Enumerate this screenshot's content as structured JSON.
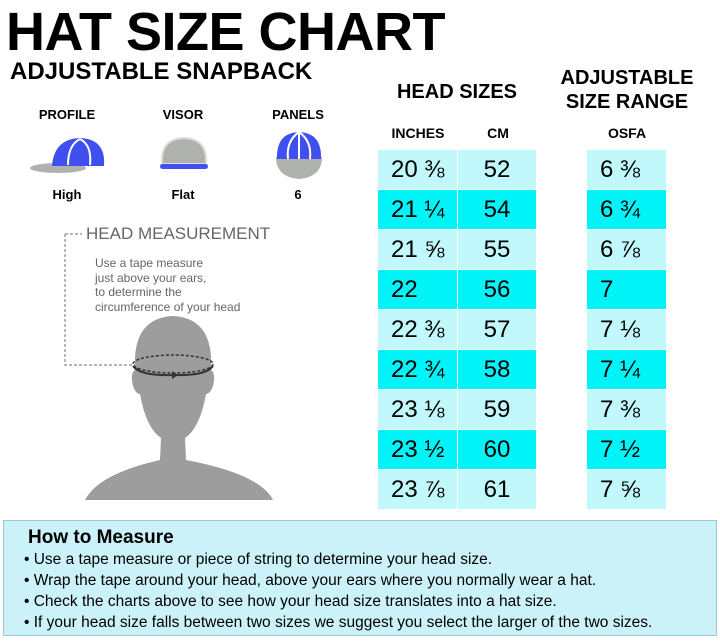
{
  "title": "HAT SIZE CHART",
  "subtitle": "ADJUSTABLE SNAPBACK",
  "attributes": [
    {
      "label": "PROFILE",
      "value": "High",
      "icon": "cap-profile-icon"
    },
    {
      "label": "VISOR",
      "value": "Flat",
      "icon": "cap-visor-icon"
    },
    {
      "label": "PANELS",
      "value": "6",
      "icon": "cap-panels-icon"
    }
  ],
  "head_measurement": {
    "title": "HEAD MEASUREMENT",
    "text": "Use a tape measure\njust above your ears,\nto determine the\ncircumference of your head"
  },
  "head_sizes": {
    "title": "HEAD SIZES",
    "columns": [
      "INCHES",
      "CM"
    ],
    "rows": [
      [
        "20 ⅜",
        "52"
      ],
      [
        "21 ¼",
        "54"
      ],
      [
        "21 ⅝",
        "55"
      ],
      [
        "22",
        "56"
      ],
      [
        "22 ⅜",
        "57"
      ],
      [
        "22 ¾",
        "58"
      ],
      [
        "23 ⅛",
        "59"
      ],
      [
        "23 ½",
        "60"
      ],
      [
        "23 ⅞",
        "61"
      ]
    ]
  },
  "adjustable": {
    "title_line1": "ADJUSTABLE",
    "title_line2": "SIZE RANGE",
    "column": "OSFA",
    "rows": [
      "6 ⅜",
      "6 ¾",
      "6 ⅞",
      "7",
      "7 ⅛",
      "7 ¼",
      "7 ⅜",
      "7 ½",
      "7 ⅝"
    ]
  },
  "how_to": {
    "title": "How to Measure",
    "items": [
      "• Use a tape measure or piece of string to determine your head size.",
      "• Wrap the tape around your head, above your ears where you normally wear a hat.",
      "• Check the charts above to see how your head size translates into a hat size.",
      "• If your head size falls between two sizes we suggest you select the larger of the two sizes."
    ]
  },
  "colors": {
    "row_light": "#c0f8fb",
    "row_dark": "#00f3f6",
    "cap_blue": "#3f4ff0",
    "cap_gray": "#b0b2ad",
    "box_bg": "#ccf2f9"
  }
}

——

> _PROBLEM TO SOLVE_:
Print the full listing exactly, dropping the pictures.

> _FINISHED ANSWER_:
Enumerate this screenshot's content as structured JSON.
{
  "title": "HAT SIZE CHART",
  "subtitle": "ADJUSTABLE SNAPBACK",
  "attributes": [
    {
      "label": "PROFILE",
      "value": "High",
      "icon": "cap-profile-icon"
    },
    {
      "label": "VISOR",
      "value": "Flat",
      "icon": "cap-visor-icon"
    },
    {
      "label": "PANELS",
      "value": "6",
      "icon": "cap-panels-icon"
    }
  ],
  "head_measurement": {
    "title": "HEAD MEASUREMENT",
    "text": "Use a tape measure\njust above your ears,\nto determine the\ncircumference of your head"
  },
  "head_sizes": {
    "title": "HEAD SIZES",
    "columns": [
      "INCHES",
      "CM"
    ],
    "rows": [
      [
        "20 ⅜",
        "52"
      ],
      [
        "21 ¼",
        "54"
      ],
      [
        "21 ⅝",
        "55"
      ],
      [
        "22",
        "56"
      ],
      [
        "22 ⅜",
        "57"
      ],
      [
        "22 ¾",
        "58"
      ],
      [
        "23 ⅛",
        "59"
      ],
      [
        "23 ½",
        "60"
      ],
      [
        "23 ⅞",
        "61"
      ]
    ]
  },
  "adjustable": {
    "title_line1": "ADJUSTABLE",
    "title_line2": "SIZE RANGE",
    "column": "OSFA",
    "rows": [
      "6 ⅜",
      "6 ¾",
      "6 ⅞",
      "7",
      "7 ⅛",
      "7 ¼",
      "7 ⅜",
      "7 ½",
      "7 ⅝"
    ]
  },
  "how_to": {
    "title": "How to Measure",
    "items": [
      "• Use a tape measure or piece of string to determine your head size.",
      "• Wrap the tape around your head, above your ears where you normally wear a hat.",
      "• Check the charts above to see how your head size translates into a hat size.",
      "• If your head size falls between two sizes we suggest you select the larger of the two sizes."
    ]
  },
  "colors": {
    "row_light": "#c0f8fb",
    "row_dark": "#00f3f6",
    "cap_blue": "#3f4ff0",
    "cap_gray": "#b0b2ad",
    "box_bg": "#ccf2f9"
  }
}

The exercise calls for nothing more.